>> START DATA FOR PROCESSING

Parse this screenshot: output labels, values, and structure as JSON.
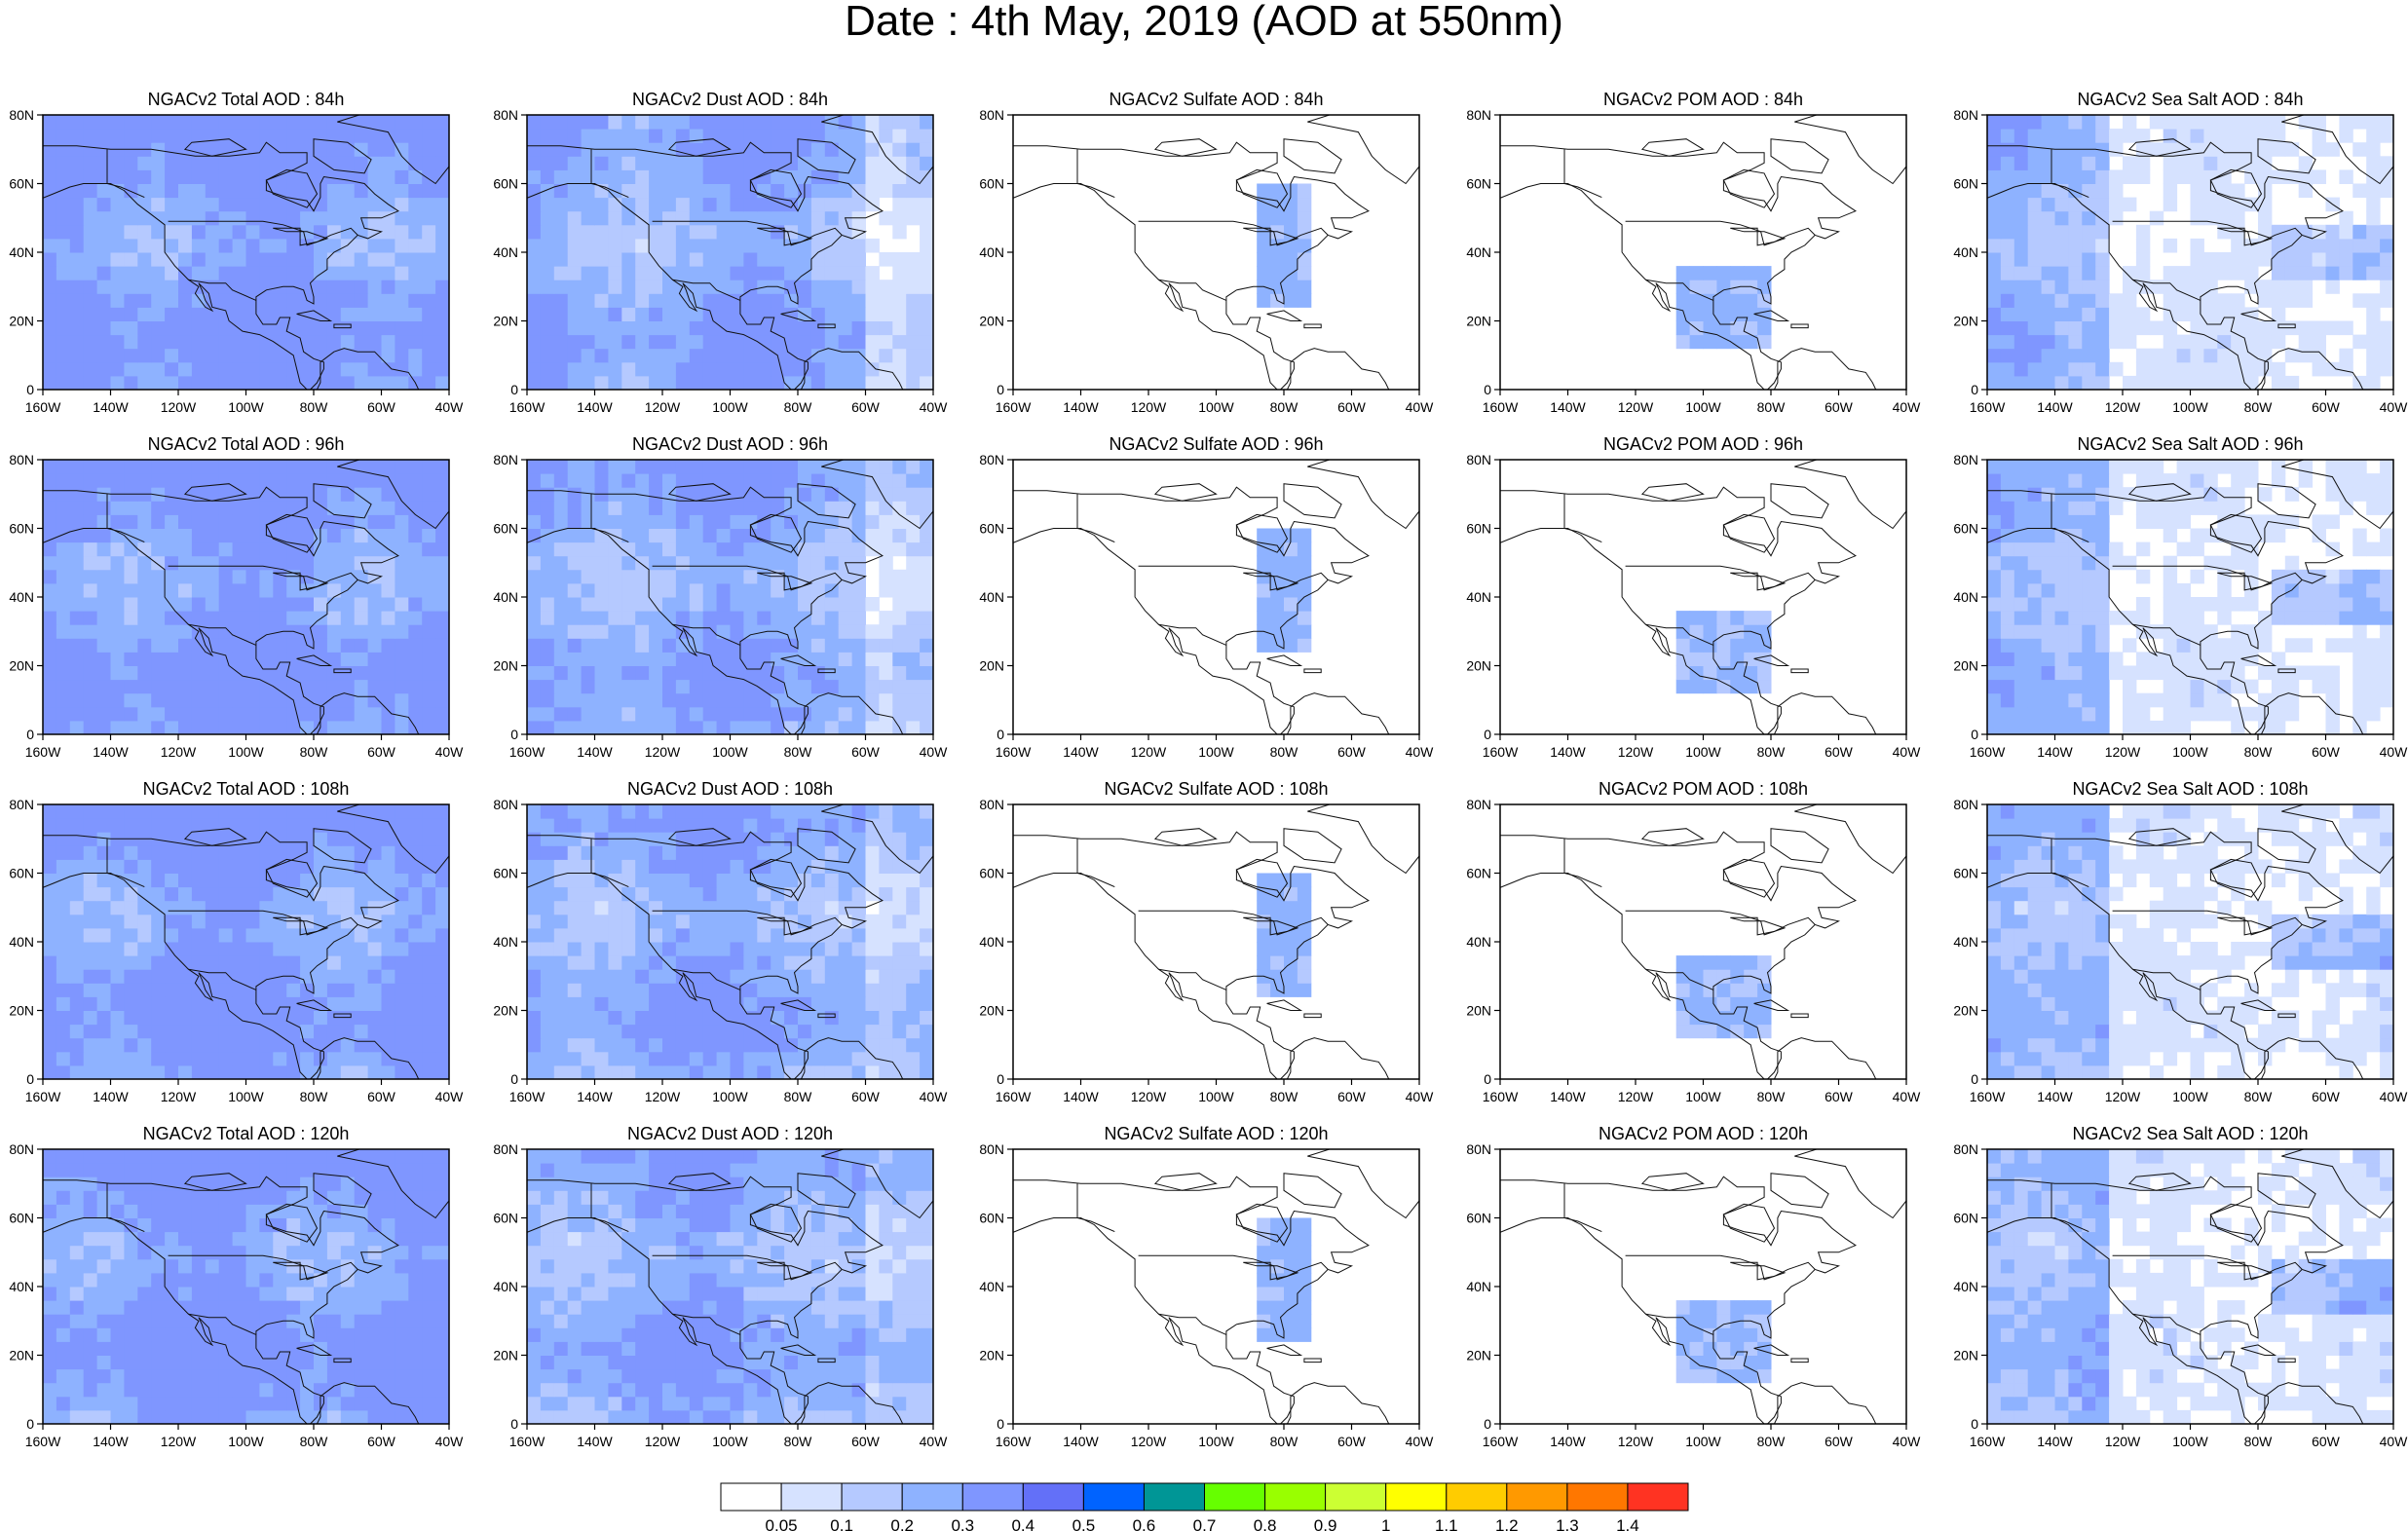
{
  "title": "Date : 4th May, 2019 (AOD at 550nm)",
  "variables": [
    {
      "key": "total",
      "label": "NGACv2 Total AOD"
    },
    {
      "key": "dust",
      "label": "NGACv2 Dust AOD"
    },
    {
      "key": "sulfate",
      "label": "NGACv2 Sulfate AOD"
    },
    {
      "key": "pom",
      "label": "NGACv2 POM AOD"
    },
    {
      "key": "seasalt",
      "label": "NGACv2 Sea Salt AOD"
    }
  ],
  "panels": [
    {
      "title": "NGACv2 Total AOD : 84h",
      "variable": "total",
      "forecast_hour": "84h"
    },
    {
      "title": "NGACv2 Dust AOD : 84h",
      "variable": "dust",
      "forecast_hour": "84h"
    },
    {
      "title": "NGACv2 Sulfate AOD : 84h",
      "variable": "sulfate",
      "forecast_hour": "84h"
    },
    {
      "title": "NGACv2 POM AOD : 84h",
      "variable": "pom",
      "forecast_hour": "84h"
    },
    {
      "title": "NGACv2 Sea Salt AOD : 84h",
      "variable": "seasalt",
      "forecast_hour": "84h"
    },
    {
      "title": "NGACv2 Total AOD : 96h",
      "variable": "total",
      "forecast_hour": "96h"
    },
    {
      "title": "NGACv2 Dust AOD : 96h",
      "variable": "dust",
      "forecast_hour": "96h"
    },
    {
      "title": "NGACv2 Sulfate AOD : 96h",
      "variable": "sulfate",
      "forecast_hour": "96h"
    },
    {
      "title": "NGACv2 POM AOD : 96h",
      "variable": "pom",
      "forecast_hour": "96h"
    },
    {
      "title": "NGACv2 Sea Salt AOD : 96h",
      "variable": "seasalt",
      "forecast_hour": "96h"
    },
    {
      "title": "NGACv2 Total AOD : 108h",
      "variable": "total",
      "forecast_hour": "108h"
    },
    {
      "title": "NGACv2 Dust AOD : 108h",
      "variable": "dust",
      "forecast_hour": "108h"
    },
    {
      "title": "NGACv2 Sulfate AOD : 108h",
      "variable": "sulfate",
      "forecast_hour": "108h"
    },
    {
      "title": "NGACv2 POM AOD : 108h",
      "variable": "pom",
      "forecast_hour": "108h"
    },
    {
      "title": "NGACv2 Sea Salt AOD : 108h",
      "variable": "seasalt",
      "forecast_hour": "108h"
    },
    {
      "title": "NGACv2 Total AOD : 120h",
      "variable": "total",
      "forecast_hour": "120h"
    },
    {
      "title": "NGACv2 Dust AOD : 120h",
      "variable": "dust",
      "forecast_hour": "120h"
    },
    {
      "title": "NGACv2 Sulfate AOD : 120h",
      "variable": "sulfate",
      "forecast_hour": "120h"
    },
    {
      "title": "NGACv2 POM AOD : 120h",
      "variable": "pom",
      "forecast_hour": "120h"
    },
    {
      "title": "NGACv2 Sea Salt  AOD : 120h",
      "variable": "seasalt",
      "forecast_hour": "120h"
    }
  ],
  "map_extent": {
    "lon_min": -160,
    "lon_max": -40,
    "lat_min": 0,
    "lat_max": 80
  },
  "x_ticks": [
    {
      "value": -160,
      "label": "160W"
    },
    {
      "value": -140,
      "label": "140W"
    },
    {
      "value": -120,
      "label": "120W"
    },
    {
      "value": -100,
      "label": "100W"
    },
    {
      "value": -80,
      "label": "80W"
    },
    {
      "value": -60,
      "label": "60W"
    },
    {
      "value": -40,
      "label": "40W"
    }
  ],
  "y_ticks": [
    {
      "value": 0,
      "label": "0"
    },
    {
      "value": 20,
      "label": "20N"
    },
    {
      "value": 40,
      "label": "40N"
    },
    {
      "value": 60,
      "label": "60N"
    },
    {
      "value": 80,
      "label": "80N"
    }
  ],
  "colorbar": {
    "labels": [
      "0.05",
      "0.1",
      "0.2",
      "0.3",
      "0.4",
      "0.5",
      "0.6",
      "0.7",
      "0.8",
      "0.9",
      "1",
      "1.1",
      "1.2",
      "1.3",
      "1.4"
    ],
    "colors": [
      "#ffffff",
      "#d6e2ff",
      "#b5c9ff",
      "#8eb2ff",
      "#7f96ff",
      "#6370f8",
      "#0063ff",
      "#009696",
      "#66ff00",
      "#99ff00",
      "#ccff33",
      "#ffff00",
      "#ffcc00",
      "#ff9900",
      "#ff7700",
      "#ff3322"
    ]
  },
  "styles": {
    "frame_color": "#000000",
    "coastline_color": "#111111",
    "level_colors": [
      "#ffffff",
      "#d6e2ff",
      "#b5c9ff",
      "#8eb2ff",
      "#7f96ff"
    ]
  }
}
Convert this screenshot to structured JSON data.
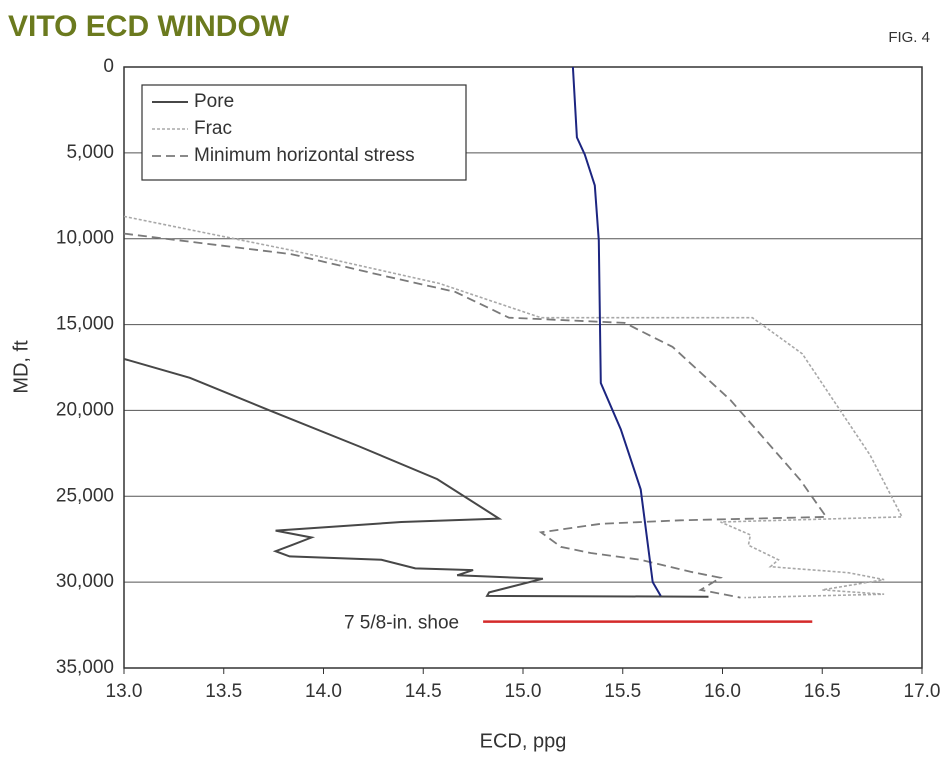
{
  "chart_data": {
    "type": "line",
    "title": "VITO ECD WINDOW",
    "figure_label": "FIG. 4",
    "x_label": "ECD, ppg",
    "y_label": "MD, ft",
    "xlim": [
      13,
      17
    ],
    "ylim": [
      0,
      35000
    ],
    "y_inverted": true,
    "grid": "horizontal",
    "legend": "upper-left",
    "xticks": [
      {
        "value": 13,
        "label": "13.0"
      },
      13.5,
      {
        "value": 14,
        "label": "14.0"
      },
      14.5,
      {
        "value": 15,
        "label": "15.0"
      },
      15.5,
      {
        "value": 16,
        "label": "16.0"
      },
      16.5,
      {
        "value": 17,
        "label": "17.0"
      }
    ],
    "yticks": [
      0,
      {
        "value": 5000,
        "label": "5,000"
      },
      {
        "value": 10000,
        "label": "10,000"
      },
      {
        "value": 15000,
        "label": "15,000"
      },
      {
        "value": 20000,
        "label": "20,000"
      },
      {
        "value": 25000,
        "label": "25,000"
      },
      {
        "value": 30000,
        "label": "30,000"
      },
      {
        "value": 35000,
        "label": "35,000"
      }
    ],
    "series": [
      {
        "name": "Pore",
        "color": "#474747",
        "style": "solid",
        "x": [
          13.0,
          13.33,
          13.73,
          14.18,
          14.57,
          14.88,
          14.39,
          13.76,
          13.94,
          13.84,
          13.76,
          13.83,
          14.29,
          14.46,
          14.75,
          14.67,
          15.1,
          14.83,
          14.82,
          15.93
        ],
        "y": [
          17000,
          18100,
          20000,
          22100,
          24000,
          26300,
          26500,
          27000,
          27400,
          27850,
          28200,
          28500,
          28700,
          29200,
          29300,
          29600,
          29800,
          30600,
          30800,
          30850
        ]
      },
      {
        "name": "Frac",
        "color": "#a8a8a8",
        "style": "dotted",
        "x": [
          13.0,
          13.83,
          14.58,
          15.09,
          16.15,
          16.4,
          16.74,
          16.9,
          15.99,
          16.14,
          16.13,
          16.28,
          16.24,
          16.63,
          16.81,
          16.5,
          16.81,
          16.11
        ],
        "y": [
          8700,
          10650,
          12600,
          14600,
          14600,
          16700,
          22600,
          26200,
          26500,
          27250,
          27850,
          28700,
          29100,
          29450,
          29850,
          30450,
          30700,
          30900
        ]
      },
      {
        "name": "Minimum horizontal stress",
        "color": "#7a7a7a",
        "style": "dashed",
        "x": [
          13.0,
          13.84,
          14.28,
          14.66,
          14.93,
          15.51,
          15.75,
          16.04,
          16.39,
          16.52,
          15.79,
          15.39,
          15.09,
          15.19,
          15.34,
          15.59,
          15.84,
          15.99,
          15.89,
          16.09
        ],
        "y": [
          9700,
          10900,
          12100,
          13100,
          14600,
          14900,
          16300,
          19400,
          24050,
          26200,
          26400,
          26600,
          27100,
          27950,
          28300,
          28700,
          29400,
          29750,
          30450,
          30900
        ]
      },
      {
        "color": "#1c2580",
        "style": "solid",
        "x": [
          15.25,
          15.27,
          15.31,
          15.36,
          15.38,
          15.39,
          15.49,
          15.59,
          15.65,
          15.69
        ],
        "y": [
          0,
          4100,
          5100,
          6900,
          10100,
          18400,
          21100,
          24600,
          30000,
          30800
        ]
      }
    ],
    "shoe": {
      "label": "7 5/8-in. shoe",
      "depth": 32300,
      "x": [
        14.8,
        16.45
      ],
      "color": "#d42a2a"
    }
  }
}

>> END DATA FOR PROCESSING

Report all lines of the data that include the word "labels".

#### RESPONSE TO THE TASK:
Parse this screenshot: output labels, values, and structure as JSON.
    "labels": [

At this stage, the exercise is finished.